DATA RECORDS –
____________

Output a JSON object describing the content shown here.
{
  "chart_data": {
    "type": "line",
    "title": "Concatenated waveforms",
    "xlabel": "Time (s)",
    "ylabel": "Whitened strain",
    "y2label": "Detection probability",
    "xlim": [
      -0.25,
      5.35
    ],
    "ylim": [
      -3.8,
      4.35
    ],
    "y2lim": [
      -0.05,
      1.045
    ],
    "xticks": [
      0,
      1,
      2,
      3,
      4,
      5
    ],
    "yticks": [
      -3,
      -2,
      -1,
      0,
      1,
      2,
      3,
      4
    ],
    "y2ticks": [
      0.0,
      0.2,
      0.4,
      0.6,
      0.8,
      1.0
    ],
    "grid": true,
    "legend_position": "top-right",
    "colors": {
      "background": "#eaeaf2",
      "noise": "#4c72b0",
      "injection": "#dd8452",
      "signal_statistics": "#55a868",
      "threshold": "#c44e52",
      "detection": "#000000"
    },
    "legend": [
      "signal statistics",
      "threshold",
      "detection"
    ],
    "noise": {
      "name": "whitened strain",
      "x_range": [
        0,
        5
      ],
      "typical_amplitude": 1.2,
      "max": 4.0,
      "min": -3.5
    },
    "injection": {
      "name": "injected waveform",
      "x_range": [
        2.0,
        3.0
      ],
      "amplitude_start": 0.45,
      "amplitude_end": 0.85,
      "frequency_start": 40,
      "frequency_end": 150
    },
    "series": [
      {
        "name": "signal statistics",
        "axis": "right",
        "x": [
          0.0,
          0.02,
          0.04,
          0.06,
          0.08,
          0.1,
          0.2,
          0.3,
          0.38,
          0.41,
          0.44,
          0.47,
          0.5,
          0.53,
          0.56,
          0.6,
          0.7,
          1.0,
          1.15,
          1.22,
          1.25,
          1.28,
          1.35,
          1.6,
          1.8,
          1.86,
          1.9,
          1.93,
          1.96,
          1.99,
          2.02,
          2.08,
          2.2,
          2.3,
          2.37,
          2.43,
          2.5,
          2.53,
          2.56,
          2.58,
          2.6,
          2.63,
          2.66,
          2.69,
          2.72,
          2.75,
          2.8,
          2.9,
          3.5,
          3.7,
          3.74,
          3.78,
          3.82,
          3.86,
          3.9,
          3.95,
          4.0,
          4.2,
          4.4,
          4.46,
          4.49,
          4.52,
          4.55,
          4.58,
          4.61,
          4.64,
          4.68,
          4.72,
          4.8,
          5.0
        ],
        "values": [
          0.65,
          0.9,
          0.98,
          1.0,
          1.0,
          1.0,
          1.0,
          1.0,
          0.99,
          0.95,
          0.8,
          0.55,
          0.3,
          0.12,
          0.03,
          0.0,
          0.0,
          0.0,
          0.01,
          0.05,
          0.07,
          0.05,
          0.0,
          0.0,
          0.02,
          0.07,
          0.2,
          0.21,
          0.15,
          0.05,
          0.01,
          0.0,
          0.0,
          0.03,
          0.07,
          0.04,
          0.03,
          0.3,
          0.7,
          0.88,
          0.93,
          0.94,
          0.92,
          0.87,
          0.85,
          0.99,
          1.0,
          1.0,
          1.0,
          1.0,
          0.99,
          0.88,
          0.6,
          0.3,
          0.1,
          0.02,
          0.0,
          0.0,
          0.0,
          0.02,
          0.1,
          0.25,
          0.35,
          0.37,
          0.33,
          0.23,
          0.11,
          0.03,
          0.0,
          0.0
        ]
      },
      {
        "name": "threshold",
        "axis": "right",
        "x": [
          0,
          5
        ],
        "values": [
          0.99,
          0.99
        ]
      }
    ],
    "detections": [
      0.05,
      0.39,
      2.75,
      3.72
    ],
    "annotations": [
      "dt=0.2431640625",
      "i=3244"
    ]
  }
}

____________

TASK PROMPT –
Make an exact copy of every line in the data.

WRITTEN ANSWER –
Output a JSON object describing the content shown here.
{
  "chart_data": {
    "type": "line",
    "title": "Concatenated waveforms",
    "xlabel": "Time (s)",
    "ylabel": "Whitened strain",
    "y2label": "Detection probability",
    "xlim": [
      -0.25,
      5.35
    ],
    "ylim": [
      -3.8,
      4.35
    ],
    "y2lim": [
      -0.05,
      1.045
    ],
    "xticks": [
      0,
      1,
      2,
      3,
      4,
      5
    ],
    "yticks": [
      -3,
      -2,
      -1,
      0,
      1,
      2,
      3,
      4
    ],
    "y2ticks": [
      0.0,
      0.2,
      0.4,
      0.6,
      0.8,
      1.0
    ],
    "grid": true,
    "legend_position": "top-right",
    "colors": {
      "background": "#eaeaf2",
      "noise": "#4c72b0",
      "injection": "#dd8452",
      "signal_statistics": "#55a868",
      "threshold": "#c44e52",
      "detection": "#000000"
    },
    "legend": [
      "signal statistics",
      "threshold",
      "detection"
    ],
    "noise": {
      "name": "whitened strain",
      "x_range": [
        0,
        5
      ],
      "typical_amplitude": 1.2,
      "max": 4.0,
      "min": -3.5
    },
    "injection": {
      "name": "injected waveform",
      "x_range": [
        2.0,
        3.0
      ],
      "amplitude_start": 0.45,
      "amplitude_end": 0.85,
      "frequency_start": 40,
      "frequency_end": 150
    },
    "series": [
      {
        "name": "signal statistics",
        "axis": "right",
        "x": [
          0.0,
          0.02,
          0.04,
          0.06,
          0.08,
          0.1,
          0.2,
          0.3,
          0.38,
          0.41,
          0.44,
          0.47,
          0.5,
          0.53,
          0.56,
          0.6,
          0.7,
          1.0,
          1.15,
          1.22,
          1.25,
          1.28,
          1.35,
          1.6,
          1.8,
          1.86,
          1.9,
          1.93,
          1.96,
          1.99,
          2.02,
          2.08,
          2.2,
          2.3,
          2.37,
          2.43,
          2.5,
          2.53,
          2.56,
          2.58,
          2.6,
          2.63,
          2.66,
          2.69,
          2.72,
          2.75,
          2.8,
          2.9,
          3.5,
          3.7,
          3.74,
          3.78,
          3.82,
          3.86,
          3.9,
          3.95,
          4.0,
          4.2,
          4.4,
          4.46,
          4.49,
          4.52,
          4.55,
          4.58,
          4.61,
          4.64,
          4.68,
          4.72,
          4.8,
          5.0
        ],
        "values": [
          0.65,
          0.9,
          0.98,
          1.0,
          1.0,
          1.0,
          1.0,
          1.0,
          0.99,
          0.95,
          0.8,
          0.55,
          0.3,
          0.12,
          0.03,
          0.0,
          0.0,
          0.0,
          0.01,
          0.05,
          0.07,
          0.05,
          0.0,
          0.0,
          0.02,
          0.07,
          0.2,
          0.21,
          0.15,
          0.05,
          0.01,
          0.0,
          0.0,
          0.03,
          0.07,
          0.04,
          0.03,
          0.3,
          0.7,
          0.88,
          0.93,
          0.94,
          0.92,
          0.87,
          0.85,
          0.99,
          1.0,
          1.0,
          1.0,
          1.0,
          0.99,
          0.88,
          0.6,
          0.3,
          0.1,
          0.02,
          0.0,
          0.0,
          0.0,
          0.02,
          0.1,
          0.25,
          0.35,
          0.37,
          0.33,
          0.23,
          0.11,
          0.03,
          0.0,
          0.0
        ]
      },
      {
        "name": "threshold",
        "axis": "right",
        "x": [
          0,
          5
        ],
        "values": [
          0.99,
          0.99
        ]
      }
    ],
    "detections": [
      0.05,
      0.39,
      2.75,
      3.72
    ],
    "annotations": [
      "dt=0.2431640625",
      "i=3244"
    ]
  }
}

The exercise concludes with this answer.